▶ **What you need to do**: All of the data should be output character for character, except the pictures.

## begin Input

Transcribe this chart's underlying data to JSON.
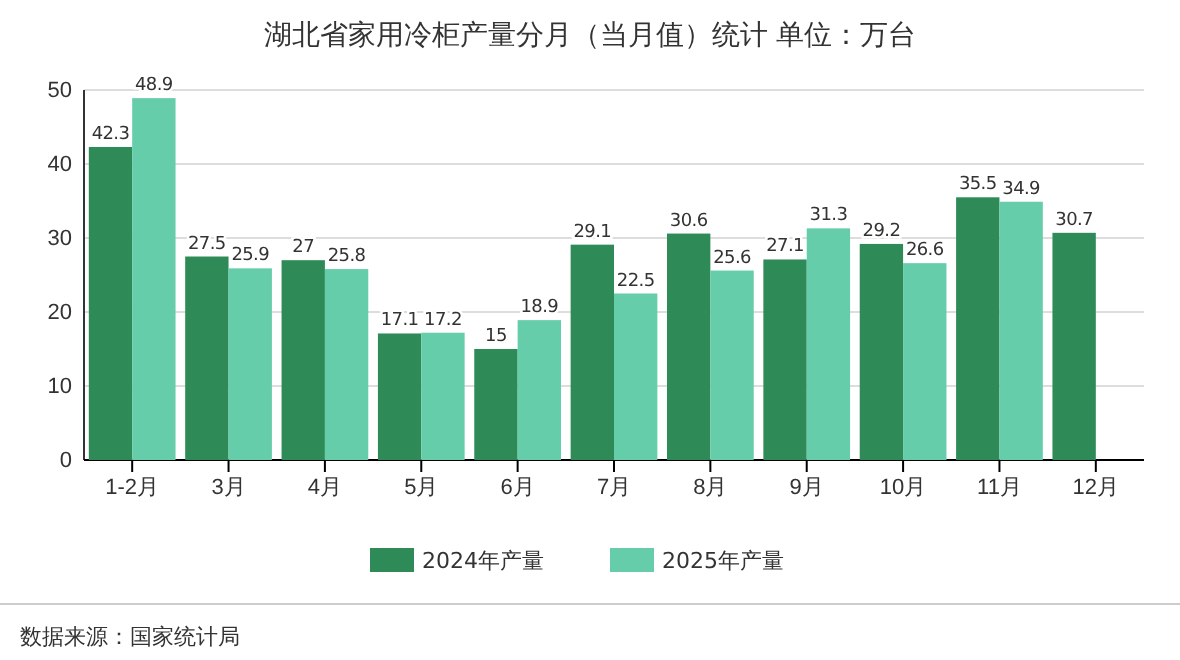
{
  "chart_data": {
    "type": "bar",
    "title": "湖北省家用冷柜产量分月（当月值）统计 单位：万台",
    "categories": [
      "1-2月",
      "3月",
      "4月",
      "5月",
      "6月",
      "7月",
      "8月",
      "9月",
      "10月",
      "11月",
      "12月"
    ],
    "series": [
      {
        "name": "2024年产量",
        "color": "#2e8b57",
        "values": [
          42.3,
          27.5,
          27,
          17.1,
          15,
          29.1,
          30.6,
          27.1,
          29.2,
          35.5,
          30.7
        ]
      },
      {
        "name": "2025年产量",
        "color": "#66cdaa",
        "values": [
          48.9,
          25.9,
          25.8,
          17.2,
          18.9,
          22.5,
          25.6,
          31.3,
          26.6,
          34.9,
          null
        ]
      }
    ],
    "ylim": [
      0,
      50
    ],
    "yticks": [
      0,
      10,
      20,
      30,
      40,
      50
    ],
    "grid": "y",
    "legend": "bottom",
    "data_labels": true,
    "annotations": [
      "数据来源：国家统计局"
    ]
  }
}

## end Input

▶ **Reply**:
Transcribe this chart's underlying data to JSON.
{
  "chart_data": {
    "type": "bar",
    "title": "湖北省家用冷柜产量分月（当月值）统计 单位：万台",
    "categories": [
      "1-2月",
      "3月",
      "4月",
      "5月",
      "6月",
      "7月",
      "8月",
      "9月",
      "10月",
      "11月",
      "12月"
    ],
    "series": [
      {
        "name": "2024年产量",
        "color": "#2e8b57",
        "values": [
          42.3,
          27.5,
          27,
          17.1,
          15,
          29.1,
          30.6,
          27.1,
          29.2,
          35.5,
          30.7
        ]
      },
      {
        "name": "2025年产量",
        "color": "#66cdaa",
        "values": [
          48.9,
          25.9,
          25.8,
          17.2,
          18.9,
          22.5,
          25.6,
          31.3,
          26.6,
          34.9,
          null
        ]
      }
    ],
    "ylim": [
      0,
      50
    ],
    "yticks": [
      0,
      10,
      20,
      30,
      40,
      50
    ],
    "grid": "y",
    "legend": "bottom",
    "data_labels": true,
    "annotations": [
      "数据来源：国家统计局"
    ]
  }
}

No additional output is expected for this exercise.